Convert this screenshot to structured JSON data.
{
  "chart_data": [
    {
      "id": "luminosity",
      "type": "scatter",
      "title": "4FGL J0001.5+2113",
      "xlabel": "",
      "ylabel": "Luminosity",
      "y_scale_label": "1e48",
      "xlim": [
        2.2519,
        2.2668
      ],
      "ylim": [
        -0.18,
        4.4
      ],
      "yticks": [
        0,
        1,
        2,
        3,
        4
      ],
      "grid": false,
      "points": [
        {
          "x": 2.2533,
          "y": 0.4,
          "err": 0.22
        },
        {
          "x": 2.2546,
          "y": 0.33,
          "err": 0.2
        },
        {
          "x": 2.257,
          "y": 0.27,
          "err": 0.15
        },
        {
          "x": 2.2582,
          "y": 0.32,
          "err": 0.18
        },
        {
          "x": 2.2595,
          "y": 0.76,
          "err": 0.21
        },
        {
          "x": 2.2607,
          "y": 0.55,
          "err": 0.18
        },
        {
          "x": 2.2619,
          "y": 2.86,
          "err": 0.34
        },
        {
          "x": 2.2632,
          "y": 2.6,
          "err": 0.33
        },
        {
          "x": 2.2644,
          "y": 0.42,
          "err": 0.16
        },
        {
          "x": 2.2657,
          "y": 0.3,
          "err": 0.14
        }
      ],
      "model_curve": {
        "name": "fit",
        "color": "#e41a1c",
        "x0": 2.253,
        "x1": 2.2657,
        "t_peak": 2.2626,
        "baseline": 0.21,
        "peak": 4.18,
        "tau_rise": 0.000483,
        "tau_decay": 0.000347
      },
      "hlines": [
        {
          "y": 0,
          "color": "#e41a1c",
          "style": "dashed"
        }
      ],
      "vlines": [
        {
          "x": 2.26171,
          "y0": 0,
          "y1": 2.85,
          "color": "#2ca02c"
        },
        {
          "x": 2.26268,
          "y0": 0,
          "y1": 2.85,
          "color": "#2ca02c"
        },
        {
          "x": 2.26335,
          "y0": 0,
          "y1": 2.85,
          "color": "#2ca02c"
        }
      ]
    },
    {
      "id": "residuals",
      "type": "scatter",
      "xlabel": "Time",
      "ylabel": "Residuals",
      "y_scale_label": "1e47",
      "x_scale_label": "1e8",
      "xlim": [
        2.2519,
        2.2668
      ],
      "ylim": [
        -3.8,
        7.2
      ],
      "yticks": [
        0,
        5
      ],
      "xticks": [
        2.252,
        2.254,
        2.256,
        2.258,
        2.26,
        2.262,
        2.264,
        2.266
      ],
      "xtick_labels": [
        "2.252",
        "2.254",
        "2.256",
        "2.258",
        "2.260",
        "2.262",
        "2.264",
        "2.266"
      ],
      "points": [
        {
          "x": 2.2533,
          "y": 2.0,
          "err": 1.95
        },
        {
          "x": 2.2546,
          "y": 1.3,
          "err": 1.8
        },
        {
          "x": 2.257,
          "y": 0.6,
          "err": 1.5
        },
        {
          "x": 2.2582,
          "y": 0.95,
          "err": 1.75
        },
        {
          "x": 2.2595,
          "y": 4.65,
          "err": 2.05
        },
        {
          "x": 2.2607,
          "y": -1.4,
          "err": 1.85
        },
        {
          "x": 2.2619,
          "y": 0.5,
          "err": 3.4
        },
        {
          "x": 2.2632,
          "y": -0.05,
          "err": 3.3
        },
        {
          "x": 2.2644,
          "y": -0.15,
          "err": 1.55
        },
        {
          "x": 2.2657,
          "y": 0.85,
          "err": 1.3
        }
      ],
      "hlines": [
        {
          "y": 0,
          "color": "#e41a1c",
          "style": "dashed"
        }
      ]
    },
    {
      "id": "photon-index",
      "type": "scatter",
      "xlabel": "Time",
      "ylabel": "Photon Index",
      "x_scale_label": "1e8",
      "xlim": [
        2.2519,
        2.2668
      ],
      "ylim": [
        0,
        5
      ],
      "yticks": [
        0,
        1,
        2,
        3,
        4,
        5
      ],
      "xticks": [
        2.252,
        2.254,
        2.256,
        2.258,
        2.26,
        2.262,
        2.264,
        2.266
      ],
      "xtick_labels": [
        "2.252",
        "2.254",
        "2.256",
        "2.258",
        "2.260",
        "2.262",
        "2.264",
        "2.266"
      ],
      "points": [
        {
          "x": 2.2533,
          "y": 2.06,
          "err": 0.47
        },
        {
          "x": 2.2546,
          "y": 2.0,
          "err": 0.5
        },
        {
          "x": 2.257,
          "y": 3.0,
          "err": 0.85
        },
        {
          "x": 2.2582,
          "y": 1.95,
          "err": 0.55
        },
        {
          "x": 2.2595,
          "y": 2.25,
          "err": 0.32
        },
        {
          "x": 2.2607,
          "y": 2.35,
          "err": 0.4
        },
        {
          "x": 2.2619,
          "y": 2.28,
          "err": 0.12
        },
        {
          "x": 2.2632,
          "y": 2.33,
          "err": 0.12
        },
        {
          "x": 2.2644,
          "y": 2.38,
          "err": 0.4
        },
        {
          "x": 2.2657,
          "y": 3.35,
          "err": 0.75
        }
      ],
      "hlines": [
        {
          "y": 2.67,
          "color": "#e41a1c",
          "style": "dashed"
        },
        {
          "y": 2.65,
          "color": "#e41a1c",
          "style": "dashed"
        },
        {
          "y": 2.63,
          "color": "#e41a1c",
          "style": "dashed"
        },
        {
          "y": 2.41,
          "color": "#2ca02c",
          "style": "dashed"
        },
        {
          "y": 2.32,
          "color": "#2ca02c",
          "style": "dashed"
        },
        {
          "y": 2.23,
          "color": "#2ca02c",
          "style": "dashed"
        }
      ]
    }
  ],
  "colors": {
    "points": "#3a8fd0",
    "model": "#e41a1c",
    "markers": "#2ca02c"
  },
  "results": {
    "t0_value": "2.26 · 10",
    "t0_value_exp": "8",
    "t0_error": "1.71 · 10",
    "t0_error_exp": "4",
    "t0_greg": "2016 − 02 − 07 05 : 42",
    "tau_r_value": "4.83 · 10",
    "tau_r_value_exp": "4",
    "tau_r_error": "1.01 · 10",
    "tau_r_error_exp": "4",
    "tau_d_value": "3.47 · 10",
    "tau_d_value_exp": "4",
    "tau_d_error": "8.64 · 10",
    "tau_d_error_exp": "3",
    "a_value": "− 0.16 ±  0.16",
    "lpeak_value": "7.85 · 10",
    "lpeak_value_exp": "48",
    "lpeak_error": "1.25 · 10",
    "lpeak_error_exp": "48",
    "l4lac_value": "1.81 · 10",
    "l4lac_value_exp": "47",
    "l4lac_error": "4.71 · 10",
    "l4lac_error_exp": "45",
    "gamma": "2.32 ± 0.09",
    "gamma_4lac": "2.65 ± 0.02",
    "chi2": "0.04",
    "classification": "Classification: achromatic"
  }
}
___
What needs to be done: Repeat the data above, word for word.

The solution:
Convert this screenshot to structured JSON data.
{
  "chart_data": [
    {
      "id": "luminosity",
      "type": "scatter",
      "title": "4FGL J0001.5+2113",
      "xlabel": "",
      "ylabel": "Luminosity",
      "y_scale_label": "1e48",
      "xlim": [
        2.2519,
        2.2668
      ],
      "ylim": [
        -0.18,
        4.4
      ],
      "yticks": [
        0,
        1,
        2,
        3,
        4
      ],
      "grid": false,
      "points": [
        {
          "x": 2.2533,
          "y": 0.4,
          "err": 0.22
        },
        {
          "x": 2.2546,
          "y": 0.33,
          "err": 0.2
        },
        {
          "x": 2.257,
          "y": 0.27,
          "err": 0.15
        },
        {
          "x": 2.2582,
          "y": 0.32,
          "err": 0.18
        },
        {
          "x": 2.2595,
          "y": 0.76,
          "err": 0.21
        },
        {
          "x": 2.2607,
          "y": 0.55,
          "err": 0.18
        },
        {
          "x": 2.2619,
          "y": 2.86,
          "err": 0.34
        },
        {
          "x": 2.2632,
          "y": 2.6,
          "err": 0.33
        },
        {
          "x": 2.2644,
          "y": 0.42,
          "err": 0.16
        },
        {
          "x": 2.2657,
          "y": 0.3,
          "err": 0.14
        }
      ],
      "model_curve": {
        "name": "fit",
        "color": "#e41a1c",
        "x0": 2.253,
        "x1": 2.2657,
        "t_peak": 2.2626,
        "baseline": 0.21,
        "peak": 4.18,
        "tau_rise": 0.000483,
        "tau_decay": 0.000347
      },
      "hlines": [
        {
          "y": 0,
          "color": "#e41a1c",
          "style": "dashed"
        }
      ],
      "vlines": [
        {
          "x": 2.26171,
          "y0": 0,
          "y1": 2.85,
          "color": "#2ca02c"
        },
        {
          "x": 2.26268,
          "y0": 0,
          "y1": 2.85,
          "color": "#2ca02c"
        },
        {
          "x": 2.26335,
          "y0": 0,
          "y1": 2.85,
          "color": "#2ca02c"
        }
      ]
    },
    {
      "id": "residuals",
      "type": "scatter",
      "xlabel": "Time",
      "ylabel": "Residuals",
      "y_scale_label": "1e47",
      "x_scale_label": "1e8",
      "xlim": [
        2.2519,
        2.2668
      ],
      "ylim": [
        -3.8,
        7.2
      ],
      "yticks": [
        0,
        5
      ],
      "xticks": [
        2.252,
        2.254,
        2.256,
        2.258,
        2.26,
        2.262,
        2.264,
        2.266
      ],
      "xtick_labels": [
        "2.252",
        "2.254",
        "2.256",
        "2.258",
        "2.260",
        "2.262",
        "2.264",
        "2.266"
      ],
      "points": [
        {
          "x": 2.2533,
          "y": 2.0,
          "err": 1.95
        },
        {
          "x": 2.2546,
          "y": 1.3,
          "err": 1.8
        },
        {
          "x": 2.257,
          "y": 0.6,
          "err": 1.5
        },
        {
          "x": 2.2582,
          "y": 0.95,
          "err": 1.75
        },
        {
          "x": 2.2595,
          "y": 4.65,
          "err": 2.05
        },
        {
          "x": 2.2607,
          "y": -1.4,
          "err": 1.85
        },
        {
          "x": 2.2619,
          "y": 0.5,
          "err": 3.4
        },
        {
          "x": 2.2632,
          "y": -0.05,
          "err": 3.3
        },
        {
          "x": 2.2644,
          "y": -0.15,
          "err": 1.55
        },
        {
          "x": 2.2657,
          "y": 0.85,
          "err": 1.3
        }
      ],
      "hlines": [
        {
          "y": 0,
          "color": "#e41a1c",
          "style": "dashed"
        }
      ]
    },
    {
      "id": "photon-index",
      "type": "scatter",
      "xlabel": "Time",
      "ylabel": "Photon Index",
      "x_scale_label": "1e8",
      "xlim": [
        2.2519,
        2.2668
      ],
      "ylim": [
        0,
        5
      ],
      "yticks": [
        0,
        1,
        2,
        3,
        4,
        5
      ],
      "xticks": [
        2.252,
        2.254,
        2.256,
        2.258,
        2.26,
        2.262,
        2.264,
        2.266
      ],
      "xtick_labels": [
        "2.252",
        "2.254",
        "2.256",
        "2.258",
        "2.260",
        "2.262",
        "2.264",
        "2.266"
      ],
      "points": [
        {
          "x": 2.2533,
          "y": 2.06,
          "err": 0.47
        },
        {
          "x": 2.2546,
          "y": 2.0,
          "err": 0.5
        },
        {
          "x": 2.257,
          "y": 3.0,
          "err": 0.85
        },
        {
          "x": 2.2582,
          "y": 1.95,
          "err": 0.55
        },
        {
          "x": 2.2595,
          "y": 2.25,
          "err": 0.32
        },
        {
          "x": 2.2607,
          "y": 2.35,
          "err": 0.4
        },
        {
          "x": 2.2619,
          "y": 2.28,
          "err": 0.12
        },
        {
          "x": 2.2632,
          "y": 2.33,
          "err": 0.12
        },
        {
          "x": 2.2644,
          "y": 2.38,
          "err": 0.4
        },
        {
          "x": 2.2657,
          "y": 3.35,
          "err": 0.75
        }
      ],
      "hlines": [
        {
          "y": 2.67,
          "color": "#e41a1c",
          "style": "dashed"
        },
        {
          "y": 2.65,
          "color": "#e41a1c",
          "style": "dashed"
        },
        {
          "y": 2.63,
          "color": "#e41a1c",
          "style": "dashed"
        },
        {
          "y": 2.41,
          "color": "#2ca02c",
          "style": "dashed"
        },
        {
          "y": 2.32,
          "color": "#2ca02c",
          "style": "dashed"
        },
        {
          "y": 2.23,
          "color": "#2ca02c",
          "style": "dashed"
        }
      ]
    }
  ],
  "colors": {
    "points": "#3a8fd0",
    "model": "#e41a1c",
    "markers": "#2ca02c"
  },
  "results": {
    "t0_value": "2.26 · 10",
    "t0_value_exp": "8",
    "t0_error": "1.71 · 10",
    "t0_error_exp": "4",
    "t0_greg": "2016 − 02 − 07 05 : 42",
    "tau_r_value": "4.83 · 10",
    "tau_r_value_exp": "4",
    "tau_r_error": "1.01 · 10",
    "tau_r_error_exp": "4",
    "tau_d_value": "3.47 · 10",
    "tau_d_value_exp": "4",
    "tau_d_error": "8.64 · 10",
    "tau_d_error_exp": "3",
    "a_value": "− 0.16 ±  0.16",
    "lpeak_value": "7.85 · 10",
    "lpeak_value_exp": "48",
    "lpeak_error": "1.25 · 10",
    "lpeak_error_exp": "48",
    "l4lac_value": "1.81 · 10",
    "l4lac_value_exp": "47",
    "l4lac_error": "4.71 · 10",
    "l4lac_error_exp": "45",
    "gamma": "2.32 ± 0.09",
    "gamma_4lac": "2.65 ± 0.02",
    "chi2": "0.04",
    "classification": "Classification: achromatic"
  }
}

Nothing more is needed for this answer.